**** Source document
Today I came across a meme involving itunes and the shuffle function -- two of my favorite things! This is one I've seen around in various permutations, but it's basically the soundtrack to Your Movie. Or A Movie using your digital music library. Silly, fun and sometimes strangely appropriate.

I have been going back and forth on whether or not I'll do nanowrimo this year, and it struck me that random and arbitrary affiliations like the ones generated by this meme could be an interesting jumping off place to start on something new. OR NOT. Anyway -- here's what came up for me while pushing the "next" button (and instructions for playing along at home):

(Obligatory rules)

1. Open your music library (iTunes, Winamp, Media Player, iPod, etc.).

2. Put it on shuffle and press play.

3. For every question, type the song that's playing. When you go to a new question, go to the next song.

4. Don't lie and try to pretend you're cool.

opening credits: Find Love / Clem Snide (radio session version) -- so funny because I recently loaded this to my ipod and have been listening to it obsessively. I have more to say, but I'll say it later. (there are shark attacks and killer bees!)
********
**** Dataset
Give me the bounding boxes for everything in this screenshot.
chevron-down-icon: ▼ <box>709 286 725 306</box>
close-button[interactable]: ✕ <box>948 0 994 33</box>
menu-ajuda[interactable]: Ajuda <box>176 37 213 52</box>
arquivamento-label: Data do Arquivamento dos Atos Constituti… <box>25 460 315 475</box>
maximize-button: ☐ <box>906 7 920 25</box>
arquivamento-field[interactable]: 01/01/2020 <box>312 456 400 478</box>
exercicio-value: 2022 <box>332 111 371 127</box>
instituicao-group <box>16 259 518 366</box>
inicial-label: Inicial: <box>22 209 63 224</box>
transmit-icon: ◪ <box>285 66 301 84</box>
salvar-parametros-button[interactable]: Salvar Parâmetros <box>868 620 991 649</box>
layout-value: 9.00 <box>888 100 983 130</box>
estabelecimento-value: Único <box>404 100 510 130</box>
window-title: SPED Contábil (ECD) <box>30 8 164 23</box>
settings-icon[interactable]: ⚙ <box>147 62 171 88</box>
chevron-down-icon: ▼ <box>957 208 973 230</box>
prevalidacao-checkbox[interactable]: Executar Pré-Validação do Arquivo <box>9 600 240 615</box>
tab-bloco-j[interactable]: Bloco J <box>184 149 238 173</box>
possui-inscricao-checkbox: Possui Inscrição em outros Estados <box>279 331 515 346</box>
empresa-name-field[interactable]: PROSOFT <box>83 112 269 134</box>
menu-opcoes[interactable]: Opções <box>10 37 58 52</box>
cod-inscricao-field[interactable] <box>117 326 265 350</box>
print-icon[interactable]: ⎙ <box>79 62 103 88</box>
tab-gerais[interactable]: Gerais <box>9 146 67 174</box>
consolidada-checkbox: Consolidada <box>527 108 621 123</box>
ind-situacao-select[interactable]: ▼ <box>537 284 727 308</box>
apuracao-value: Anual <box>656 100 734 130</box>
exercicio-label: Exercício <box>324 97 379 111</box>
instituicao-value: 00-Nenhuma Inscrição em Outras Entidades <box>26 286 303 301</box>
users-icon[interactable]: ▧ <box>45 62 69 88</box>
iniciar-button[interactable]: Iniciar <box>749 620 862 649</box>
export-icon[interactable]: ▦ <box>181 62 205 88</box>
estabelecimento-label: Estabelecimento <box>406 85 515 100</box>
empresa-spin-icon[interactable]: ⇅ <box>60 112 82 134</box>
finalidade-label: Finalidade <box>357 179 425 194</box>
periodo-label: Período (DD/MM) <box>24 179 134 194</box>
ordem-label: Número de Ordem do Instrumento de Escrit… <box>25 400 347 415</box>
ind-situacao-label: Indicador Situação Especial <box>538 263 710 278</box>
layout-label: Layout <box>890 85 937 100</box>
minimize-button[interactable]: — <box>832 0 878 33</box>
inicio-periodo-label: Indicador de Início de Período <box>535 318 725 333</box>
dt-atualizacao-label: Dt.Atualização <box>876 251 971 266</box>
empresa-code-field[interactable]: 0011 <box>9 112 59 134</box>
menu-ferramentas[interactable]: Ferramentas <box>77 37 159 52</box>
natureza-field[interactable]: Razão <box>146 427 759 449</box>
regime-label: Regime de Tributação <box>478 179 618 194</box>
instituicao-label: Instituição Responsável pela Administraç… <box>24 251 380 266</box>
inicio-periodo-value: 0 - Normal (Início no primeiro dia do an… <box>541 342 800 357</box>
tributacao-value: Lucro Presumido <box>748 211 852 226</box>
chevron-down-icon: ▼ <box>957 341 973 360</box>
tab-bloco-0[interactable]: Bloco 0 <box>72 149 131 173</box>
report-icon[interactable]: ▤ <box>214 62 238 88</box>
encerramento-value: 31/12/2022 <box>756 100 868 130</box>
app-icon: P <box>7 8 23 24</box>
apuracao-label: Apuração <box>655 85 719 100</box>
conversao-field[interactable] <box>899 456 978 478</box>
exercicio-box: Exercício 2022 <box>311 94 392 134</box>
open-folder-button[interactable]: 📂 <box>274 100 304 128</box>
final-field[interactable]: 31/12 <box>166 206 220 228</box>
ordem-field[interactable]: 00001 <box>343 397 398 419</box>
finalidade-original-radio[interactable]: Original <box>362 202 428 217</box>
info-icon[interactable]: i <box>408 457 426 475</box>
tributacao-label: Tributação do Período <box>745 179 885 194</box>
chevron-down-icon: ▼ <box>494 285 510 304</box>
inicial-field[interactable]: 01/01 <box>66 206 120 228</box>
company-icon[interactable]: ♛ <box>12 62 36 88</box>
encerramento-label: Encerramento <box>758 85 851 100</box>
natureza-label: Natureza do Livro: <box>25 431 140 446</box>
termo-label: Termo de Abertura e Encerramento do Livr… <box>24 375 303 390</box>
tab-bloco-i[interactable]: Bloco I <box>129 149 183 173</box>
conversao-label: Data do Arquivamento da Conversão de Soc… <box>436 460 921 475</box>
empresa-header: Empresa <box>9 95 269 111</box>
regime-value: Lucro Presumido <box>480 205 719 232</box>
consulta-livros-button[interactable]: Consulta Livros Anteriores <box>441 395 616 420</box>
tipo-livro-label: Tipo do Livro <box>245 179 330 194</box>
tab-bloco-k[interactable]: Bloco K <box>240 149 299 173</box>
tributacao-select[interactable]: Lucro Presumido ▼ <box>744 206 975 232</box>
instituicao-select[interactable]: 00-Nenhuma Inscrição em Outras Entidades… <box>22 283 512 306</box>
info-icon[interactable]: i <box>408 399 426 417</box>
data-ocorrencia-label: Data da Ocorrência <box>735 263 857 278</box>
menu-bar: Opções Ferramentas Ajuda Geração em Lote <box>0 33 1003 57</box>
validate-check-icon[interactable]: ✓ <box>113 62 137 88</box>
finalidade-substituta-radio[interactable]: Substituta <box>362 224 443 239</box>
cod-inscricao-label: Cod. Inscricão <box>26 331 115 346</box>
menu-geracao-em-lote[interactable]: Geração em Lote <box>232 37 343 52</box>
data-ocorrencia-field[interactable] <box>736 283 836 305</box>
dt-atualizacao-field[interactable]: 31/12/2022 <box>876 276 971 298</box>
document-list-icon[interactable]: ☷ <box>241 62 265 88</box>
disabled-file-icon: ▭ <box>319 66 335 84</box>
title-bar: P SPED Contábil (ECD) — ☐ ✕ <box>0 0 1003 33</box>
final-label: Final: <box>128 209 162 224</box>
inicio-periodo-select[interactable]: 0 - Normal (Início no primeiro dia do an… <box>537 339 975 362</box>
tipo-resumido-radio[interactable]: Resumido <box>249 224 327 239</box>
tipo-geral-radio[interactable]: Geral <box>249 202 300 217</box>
********
• Directive A: Which music players or programs does the first rule of the iTunes shuffle meme post name as places to open your music library?
• Directive B: Continue the post about the iTunes shuffle meme, picking up after its final sentence.

• Written answer A: iTunes, Winamp, Media Player, iPod

• Written answer B:
waking up: Snakes in the Grass / Essex Green -- very mod-poppy and excellent waking up music -- especially if you planned on spending the day riding around having madcap revenge adventures on a vespa.

falling in love: Hairy Trees / Goldfrapp -- way to be subtle, itunes!

fight song: Leisure Suite / Feist -- pillow fight, maybe.

breaking up: Lily, Rosemary and the Jack of Hearts / Bob Dylan -- love triangle! gambling! knife fight!

prom: All You Need is Love / The Beatles -- you also need a brass band.

life is good: I Only Want To Be With You / Dusty Springfield -- ... I don't know how I feel about this song. I think that maybe the singer needs to develop some independent hobbies. Life might be good like this, but it would be GREAT if it were more along the lines of "I want to be with you, but I also want to work on my 1/12 scale papier mache taj mahal. Let's figure it out."

mental breakdown: Keep On the Sunny Side / The Whites -- this is actually a great song if you're having a mental breakdown. It's comforting without being smothering.

driving: Apples On a Stick / Crossover -- this is more of an adult jump rope song than a driving song, but would also work for driving (although I think better for being stuck in traffic than for the open road).

flashback: It Ain't Me Babe / Bob Dylan -- just the kind of conversation that would replay 10000x times. I'm beginning to think itunes is kind of a sadist.

getting back together: Buckets of Rain / Bob Dylan -- Ha! Life is sad/ Life is a bust/ All ya can do is do what you must./ You do what you must do and ya do it well,/ I'll do it for you, honey baby,/ can't you tell? Random itunes is apparently also looking forward to the new Dylan movie.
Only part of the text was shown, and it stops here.